» **TASK TO COMPLETE**: Find each line with the word "will" and copy it.

Dataset items:
········
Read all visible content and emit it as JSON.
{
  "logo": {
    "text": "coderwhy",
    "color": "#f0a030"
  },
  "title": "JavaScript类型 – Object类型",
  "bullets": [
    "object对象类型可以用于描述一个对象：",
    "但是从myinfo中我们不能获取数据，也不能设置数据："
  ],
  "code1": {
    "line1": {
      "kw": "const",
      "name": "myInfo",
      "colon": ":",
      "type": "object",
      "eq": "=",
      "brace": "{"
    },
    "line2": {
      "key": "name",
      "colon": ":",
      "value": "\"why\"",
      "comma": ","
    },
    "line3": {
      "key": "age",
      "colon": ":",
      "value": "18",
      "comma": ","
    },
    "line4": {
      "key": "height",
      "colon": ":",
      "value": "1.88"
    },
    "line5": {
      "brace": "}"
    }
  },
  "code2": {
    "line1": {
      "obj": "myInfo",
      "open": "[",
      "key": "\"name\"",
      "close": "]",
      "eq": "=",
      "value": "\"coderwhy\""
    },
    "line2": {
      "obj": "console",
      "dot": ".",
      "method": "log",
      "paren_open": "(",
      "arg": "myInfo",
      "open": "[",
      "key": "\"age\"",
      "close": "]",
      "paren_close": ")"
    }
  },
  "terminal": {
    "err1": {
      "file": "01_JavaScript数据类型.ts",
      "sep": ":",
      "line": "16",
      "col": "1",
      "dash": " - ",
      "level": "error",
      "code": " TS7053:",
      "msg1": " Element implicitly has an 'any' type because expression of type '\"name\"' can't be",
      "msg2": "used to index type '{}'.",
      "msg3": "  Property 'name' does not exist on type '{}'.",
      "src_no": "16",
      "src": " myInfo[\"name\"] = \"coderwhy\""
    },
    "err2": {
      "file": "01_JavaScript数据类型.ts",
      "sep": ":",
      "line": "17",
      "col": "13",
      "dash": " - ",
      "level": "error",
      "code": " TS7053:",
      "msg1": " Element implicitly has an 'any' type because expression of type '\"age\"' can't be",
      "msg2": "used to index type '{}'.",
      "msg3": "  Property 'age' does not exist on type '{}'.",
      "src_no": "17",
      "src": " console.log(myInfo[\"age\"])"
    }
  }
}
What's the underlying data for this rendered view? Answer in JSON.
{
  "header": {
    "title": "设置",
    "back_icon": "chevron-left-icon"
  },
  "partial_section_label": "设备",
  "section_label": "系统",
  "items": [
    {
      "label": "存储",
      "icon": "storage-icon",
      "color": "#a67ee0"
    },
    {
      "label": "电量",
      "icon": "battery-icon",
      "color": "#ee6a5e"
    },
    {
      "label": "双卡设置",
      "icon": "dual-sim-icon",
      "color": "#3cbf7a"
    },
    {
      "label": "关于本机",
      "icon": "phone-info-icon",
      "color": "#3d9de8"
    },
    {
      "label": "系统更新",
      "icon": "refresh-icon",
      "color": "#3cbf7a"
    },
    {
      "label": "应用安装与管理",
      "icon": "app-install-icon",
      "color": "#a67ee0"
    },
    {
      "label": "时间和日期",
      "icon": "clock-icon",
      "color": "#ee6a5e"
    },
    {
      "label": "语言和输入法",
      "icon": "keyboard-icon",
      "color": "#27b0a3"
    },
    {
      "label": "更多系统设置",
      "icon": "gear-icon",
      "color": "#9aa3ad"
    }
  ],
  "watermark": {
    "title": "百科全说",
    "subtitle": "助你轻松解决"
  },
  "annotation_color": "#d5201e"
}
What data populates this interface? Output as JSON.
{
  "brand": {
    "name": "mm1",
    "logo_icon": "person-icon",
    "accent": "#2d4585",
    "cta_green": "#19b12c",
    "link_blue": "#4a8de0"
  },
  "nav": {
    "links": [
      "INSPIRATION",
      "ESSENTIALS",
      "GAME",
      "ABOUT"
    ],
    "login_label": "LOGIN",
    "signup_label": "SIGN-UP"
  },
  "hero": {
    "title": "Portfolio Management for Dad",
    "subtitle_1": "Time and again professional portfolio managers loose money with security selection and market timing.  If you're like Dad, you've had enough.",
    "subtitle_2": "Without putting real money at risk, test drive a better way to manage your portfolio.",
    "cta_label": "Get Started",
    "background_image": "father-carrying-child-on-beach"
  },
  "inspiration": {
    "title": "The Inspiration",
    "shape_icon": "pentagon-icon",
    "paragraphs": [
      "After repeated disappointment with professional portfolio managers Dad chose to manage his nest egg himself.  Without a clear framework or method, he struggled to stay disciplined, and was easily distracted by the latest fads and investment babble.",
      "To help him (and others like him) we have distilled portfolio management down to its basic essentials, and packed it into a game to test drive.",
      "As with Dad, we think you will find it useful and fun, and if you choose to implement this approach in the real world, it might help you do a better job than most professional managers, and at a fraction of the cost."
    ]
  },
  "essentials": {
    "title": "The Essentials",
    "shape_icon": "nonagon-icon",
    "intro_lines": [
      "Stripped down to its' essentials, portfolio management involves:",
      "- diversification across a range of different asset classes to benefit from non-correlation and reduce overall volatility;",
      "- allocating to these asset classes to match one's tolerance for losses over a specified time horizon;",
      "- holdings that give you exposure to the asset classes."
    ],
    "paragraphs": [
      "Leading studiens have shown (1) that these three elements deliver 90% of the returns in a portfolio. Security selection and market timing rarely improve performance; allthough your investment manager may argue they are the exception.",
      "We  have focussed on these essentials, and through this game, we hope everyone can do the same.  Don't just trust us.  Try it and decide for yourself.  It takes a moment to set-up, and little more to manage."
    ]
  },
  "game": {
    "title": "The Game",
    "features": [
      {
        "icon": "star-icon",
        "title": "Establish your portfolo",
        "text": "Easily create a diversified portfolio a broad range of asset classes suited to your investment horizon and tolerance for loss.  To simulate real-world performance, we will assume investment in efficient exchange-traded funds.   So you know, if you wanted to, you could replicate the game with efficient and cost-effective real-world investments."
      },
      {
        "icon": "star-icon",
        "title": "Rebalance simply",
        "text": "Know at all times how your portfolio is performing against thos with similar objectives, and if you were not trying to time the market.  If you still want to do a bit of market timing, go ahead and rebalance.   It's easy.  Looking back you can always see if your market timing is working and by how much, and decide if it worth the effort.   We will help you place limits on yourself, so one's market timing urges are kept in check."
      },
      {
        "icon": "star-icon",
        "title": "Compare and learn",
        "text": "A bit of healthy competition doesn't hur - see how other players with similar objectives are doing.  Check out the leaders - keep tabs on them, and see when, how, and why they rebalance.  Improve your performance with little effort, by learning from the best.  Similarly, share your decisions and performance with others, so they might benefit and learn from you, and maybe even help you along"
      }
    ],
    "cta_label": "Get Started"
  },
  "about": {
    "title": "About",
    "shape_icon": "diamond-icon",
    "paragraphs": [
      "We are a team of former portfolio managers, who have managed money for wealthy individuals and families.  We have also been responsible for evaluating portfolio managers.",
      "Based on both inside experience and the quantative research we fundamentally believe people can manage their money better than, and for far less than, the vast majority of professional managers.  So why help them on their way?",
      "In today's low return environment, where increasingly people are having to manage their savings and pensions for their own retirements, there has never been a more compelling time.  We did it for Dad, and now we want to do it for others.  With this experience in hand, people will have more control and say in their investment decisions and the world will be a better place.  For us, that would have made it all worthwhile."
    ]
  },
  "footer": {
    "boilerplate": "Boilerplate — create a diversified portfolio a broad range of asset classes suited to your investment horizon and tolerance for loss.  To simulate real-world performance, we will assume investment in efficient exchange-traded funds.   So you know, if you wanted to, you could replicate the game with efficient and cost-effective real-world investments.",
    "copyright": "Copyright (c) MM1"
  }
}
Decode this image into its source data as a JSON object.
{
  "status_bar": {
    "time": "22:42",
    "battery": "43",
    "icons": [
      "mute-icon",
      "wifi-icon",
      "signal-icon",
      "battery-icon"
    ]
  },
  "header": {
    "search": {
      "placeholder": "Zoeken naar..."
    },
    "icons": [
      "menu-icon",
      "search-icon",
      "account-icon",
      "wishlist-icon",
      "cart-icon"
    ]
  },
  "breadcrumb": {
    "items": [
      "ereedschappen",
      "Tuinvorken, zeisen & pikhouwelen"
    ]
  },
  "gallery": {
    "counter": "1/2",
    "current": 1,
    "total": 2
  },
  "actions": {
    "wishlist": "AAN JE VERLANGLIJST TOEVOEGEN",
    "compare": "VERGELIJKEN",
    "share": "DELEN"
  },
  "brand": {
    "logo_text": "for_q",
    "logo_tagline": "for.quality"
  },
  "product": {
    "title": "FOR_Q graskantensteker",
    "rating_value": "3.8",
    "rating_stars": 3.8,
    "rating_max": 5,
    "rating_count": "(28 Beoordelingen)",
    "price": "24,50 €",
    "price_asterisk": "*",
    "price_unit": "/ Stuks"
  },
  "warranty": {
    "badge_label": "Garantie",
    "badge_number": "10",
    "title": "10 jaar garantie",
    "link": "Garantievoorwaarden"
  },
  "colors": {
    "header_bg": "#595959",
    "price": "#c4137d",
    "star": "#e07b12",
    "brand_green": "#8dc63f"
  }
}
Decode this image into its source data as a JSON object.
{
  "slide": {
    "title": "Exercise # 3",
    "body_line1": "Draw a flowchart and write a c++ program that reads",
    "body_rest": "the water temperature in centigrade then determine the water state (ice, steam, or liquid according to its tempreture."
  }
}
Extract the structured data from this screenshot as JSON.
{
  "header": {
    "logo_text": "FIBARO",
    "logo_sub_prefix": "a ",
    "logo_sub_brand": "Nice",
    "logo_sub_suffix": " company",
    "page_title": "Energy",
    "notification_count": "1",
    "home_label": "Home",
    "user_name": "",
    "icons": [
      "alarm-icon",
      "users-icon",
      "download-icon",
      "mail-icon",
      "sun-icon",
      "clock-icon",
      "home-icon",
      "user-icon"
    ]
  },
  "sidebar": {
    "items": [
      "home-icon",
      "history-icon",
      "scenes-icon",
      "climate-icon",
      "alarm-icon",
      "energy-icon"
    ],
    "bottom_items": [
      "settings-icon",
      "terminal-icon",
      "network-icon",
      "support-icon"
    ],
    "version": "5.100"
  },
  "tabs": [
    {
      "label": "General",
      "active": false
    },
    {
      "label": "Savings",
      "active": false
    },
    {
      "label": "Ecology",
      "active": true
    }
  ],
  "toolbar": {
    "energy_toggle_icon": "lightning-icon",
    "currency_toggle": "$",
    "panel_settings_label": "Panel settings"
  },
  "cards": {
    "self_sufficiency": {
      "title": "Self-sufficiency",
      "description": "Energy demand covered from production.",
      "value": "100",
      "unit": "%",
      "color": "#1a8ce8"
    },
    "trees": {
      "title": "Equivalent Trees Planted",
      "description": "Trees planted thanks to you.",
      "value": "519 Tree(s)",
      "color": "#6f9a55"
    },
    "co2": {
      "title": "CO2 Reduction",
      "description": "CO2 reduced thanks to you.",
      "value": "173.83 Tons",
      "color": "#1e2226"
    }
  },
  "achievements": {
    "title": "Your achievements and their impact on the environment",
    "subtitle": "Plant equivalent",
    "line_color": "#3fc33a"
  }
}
········
» **COMPLETE RESPONSE**:
      "As with Dad, we think you will find it useful and fun, and if you choose to implement this approach in the real world, it might help you do a better job than most professional managers, and at a fraction of the cost."
        "text": "Easily create a diversified portfolio a broad range of asset classes suited to your investment horizon and tolerance for loss.  To simulate real-world performance, we will assume investment in efficient exchange-traded funds.   So you know, if you wanted to, you could replicate the game with efficient and cost-effective real-world investments."
        "text": "Know at all times how your portfolio is performing against thos with similar objectives, and if you were not trying to time the market.  If you still want to do a bit of market timing, go ahead and rebalance.   It's easy.  Looking back you can always see if your market timing is working and by how much, and decide if it worth the effort.   We will help you place limits on yourself, so one's market timing urges are kept in check."
      "In today's low return environment, where increasingly people are having to manage their savings and pensions for their own retirements, there has never been a more compelling time.  We did it for Dad, and now we want to do it for others.  With this experience in hand, people will have more control and say in their investment decisions and the world will be a better place.  For us, that would have made it all worthwhile."
    "boilerplate": "Boilerplate — create a diversified portfolio a broad range of asset classes suited to your investment horizon and tolerance for loss.  To simulate real-world performance, we will assume investment in efficient exchange-traded funds.   So you know, if you wanted to, you could replicate the game with efficient and cost-effective real-world investments.",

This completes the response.